Write out the whole listing again, exactly as given.

::::

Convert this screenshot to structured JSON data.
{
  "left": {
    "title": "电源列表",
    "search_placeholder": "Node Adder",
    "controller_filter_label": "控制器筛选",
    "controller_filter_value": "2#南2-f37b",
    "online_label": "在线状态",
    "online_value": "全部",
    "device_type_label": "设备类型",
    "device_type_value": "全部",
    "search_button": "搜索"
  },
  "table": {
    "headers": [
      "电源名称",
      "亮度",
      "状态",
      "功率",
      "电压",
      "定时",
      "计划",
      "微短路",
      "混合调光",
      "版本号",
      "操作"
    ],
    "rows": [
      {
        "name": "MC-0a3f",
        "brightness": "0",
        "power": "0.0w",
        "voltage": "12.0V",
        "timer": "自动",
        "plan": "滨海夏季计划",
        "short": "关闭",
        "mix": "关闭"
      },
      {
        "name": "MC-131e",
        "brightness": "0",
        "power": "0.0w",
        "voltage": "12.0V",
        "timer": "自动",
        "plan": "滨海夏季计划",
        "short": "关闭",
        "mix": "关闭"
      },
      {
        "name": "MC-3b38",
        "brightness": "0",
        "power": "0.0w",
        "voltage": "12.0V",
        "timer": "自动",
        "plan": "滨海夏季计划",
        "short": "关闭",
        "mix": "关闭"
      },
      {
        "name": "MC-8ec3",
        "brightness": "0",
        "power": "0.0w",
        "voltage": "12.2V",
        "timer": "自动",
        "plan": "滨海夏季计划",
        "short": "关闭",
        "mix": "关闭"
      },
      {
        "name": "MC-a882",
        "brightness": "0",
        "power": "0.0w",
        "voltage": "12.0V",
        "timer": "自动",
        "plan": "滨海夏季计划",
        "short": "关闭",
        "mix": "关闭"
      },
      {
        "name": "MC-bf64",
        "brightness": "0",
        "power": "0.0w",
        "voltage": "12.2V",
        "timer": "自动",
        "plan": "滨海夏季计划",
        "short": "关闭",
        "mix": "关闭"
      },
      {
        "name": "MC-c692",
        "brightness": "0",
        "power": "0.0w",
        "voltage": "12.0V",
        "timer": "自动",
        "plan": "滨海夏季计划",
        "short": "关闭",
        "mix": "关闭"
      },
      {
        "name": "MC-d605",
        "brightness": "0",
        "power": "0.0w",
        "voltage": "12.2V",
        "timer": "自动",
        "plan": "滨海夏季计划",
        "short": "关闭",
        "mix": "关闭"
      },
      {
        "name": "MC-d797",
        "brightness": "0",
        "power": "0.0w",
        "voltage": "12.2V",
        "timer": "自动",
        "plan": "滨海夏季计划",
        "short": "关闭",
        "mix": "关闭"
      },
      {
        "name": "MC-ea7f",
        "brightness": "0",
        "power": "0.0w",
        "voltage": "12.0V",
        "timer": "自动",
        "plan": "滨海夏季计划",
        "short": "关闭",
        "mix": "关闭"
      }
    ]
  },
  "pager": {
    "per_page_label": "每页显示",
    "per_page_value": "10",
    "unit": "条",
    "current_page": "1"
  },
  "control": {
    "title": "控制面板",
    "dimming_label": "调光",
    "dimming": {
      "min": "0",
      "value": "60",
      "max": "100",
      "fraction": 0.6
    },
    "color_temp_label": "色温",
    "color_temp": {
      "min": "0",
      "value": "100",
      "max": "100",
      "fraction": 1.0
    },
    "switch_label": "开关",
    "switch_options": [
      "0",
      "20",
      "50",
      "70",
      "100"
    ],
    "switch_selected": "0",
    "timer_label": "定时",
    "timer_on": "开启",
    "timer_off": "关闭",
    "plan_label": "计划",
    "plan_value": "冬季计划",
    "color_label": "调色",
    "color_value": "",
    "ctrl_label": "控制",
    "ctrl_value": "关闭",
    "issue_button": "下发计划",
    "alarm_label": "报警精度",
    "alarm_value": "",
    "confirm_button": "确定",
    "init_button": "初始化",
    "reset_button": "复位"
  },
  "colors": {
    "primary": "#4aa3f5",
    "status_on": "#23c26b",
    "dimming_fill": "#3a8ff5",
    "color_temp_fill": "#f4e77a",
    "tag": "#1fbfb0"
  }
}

::::

RESPONSE TO THE TASK
Convert this screenshot to structured JSON data.
{
  "left": {
    "title": "电源列表",
    "search_placeholder": "Node Adder",
    "controller_filter_label": "控制器筛选",
    "controller_filter_value": "2#南2-f37b",
    "online_label": "在线状态",
    "online_value": "全部",
    "device_type_label": "设备类型",
    "device_type_value": "全部",
    "search_button": "搜索"
  },
  "table": {
    "headers": [
      "电源名称",
      "亮度",
      "状态",
      "功率",
      "电压",
      "定时",
      "计划",
      "微短路",
      "混合调光",
      "版本号",
      "操作"
    ],
    "rows": [
      {
        "name": "MC-0a3f",
        "brightness": "0",
        "power": "0.0w",
        "voltage": "12.0V",
        "timer": "自动",
        "plan": "滨海夏季计划",
        "short": "关闭",
        "mix": "关闭"
      },
      {
        "name": "MC-131e",
        "brightness": "0",
        "power": "0.0w",
        "voltage": "12.0V",
        "timer": "自动",
        "plan": "滨海夏季计划",
        "short": "关闭",
        "mix": "关闭"
      },
      {
        "name": "MC-3b38",
        "brightness": "0",
        "power": "0.0w",
        "voltage": "12.0V",
        "timer": "自动",
        "plan": "滨海夏季计划",
        "short": "关闭",
        "mix": "关闭"
      },
      {
        "name": "MC-8ec3",
        "brightness": "0",
        "power": "0.0w",
        "voltage": "12.2V",
        "timer": "自动",
        "plan": "滨海夏季计划",
        "short": "关闭",
        "mix": "关闭"
      },
      {
        "name": "MC-a882",
        "brightness": "0",
        "power": "0.0w",
        "voltage": "12.0V",
        "timer": "自动",
        "plan": "滨海夏季计划",
        "short": "关闭",
        "mix": "关闭"
      },
      {
        "name": "MC-bf64",
        "brightness": "0",
        "power": "0.0w",
        "voltage": "12.2V",
        "timer": "自动",
        "plan": "滨海夏季计划",
        "short": "关闭",
        "mix": "关闭"
      },
      {
        "name": "MC-c692",
        "brightness": "0",
        "power": "0.0w",
        "voltage": "12.0V",
        "timer": "自动",
        "plan": "滨海夏季计划",
        "short": "关闭",
        "mix": "关闭"
      },
      {
        "name": "MC-d605",
        "brightness": "0",
        "power": "0.0w",
        "voltage": "12.2V",
        "timer": "自动",
        "plan": "滨海夏季计划",
        "short": "关闭",
        "mix": "关闭"
      },
      {
        "name": "MC-d797",
        "brightness": "0",
        "power": "0.0w",
        "voltage": "12.2V",
        "timer": "自动",
        "plan": "滨海夏季计划",
        "short": "关闭",
        "mix": "关闭"
      },
      {
        "name": "MC-ea7f",
        "brightness": "0",
        "power": "0.0w",
        "voltage": "12.0V",
        "timer": "自动",
        "plan": "滨海夏季计划",
        "short": "关闭",
        "mix": "关闭"
      }
    ]
  },
  "pager": {
    "per_page_label": "每页显示",
    "per_page_value": "10",
    "unit": "条",
    "current_page": "1"
  },
  "control": {
    "title": "控制面板",
    "dimming_label": "调光",
    "dimming": {
      "min": "0",
      "value": "60",
      "max": "100",
      "fraction": 0.6
    },
    "color_temp_label": "色温",
    "color_temp": {
      "min": "0",
      "value": "100",
      "max": "100",
      "fraction": 1.0
    },
    "switch_label": "开关",
    "switch_options": [
      "0",
      "20",
      "50",
      "70",
      "100"
    ],
    "switch_selected": "0",
    "timer_label": "定时",
    "timer_on": "开启",
    "timer_off": "关闭",
    "plan_label": "计划",
    "plan_value": "冬季计划",
    "color_label": "调色",
    "color_value": "",
    "ctrl_label": "控制",
    "ctrl_value": "关闭",
    "issue_button": "下发计划",
    "alarm_label": "报警精度",
    "alarm_value": "",
    "confirm_button": "确定",
    "init_button": "初始化",
    "reset_button": "复位"
  },
  "colors": {
    "primary": "#4aa3f5",
    "status_on": "#23c26b",
    "dimming_fill": "#3a8ff5",
    "color_temp_fill": "#f4e77a",
    "tag": "#1fbfb0"
  }
}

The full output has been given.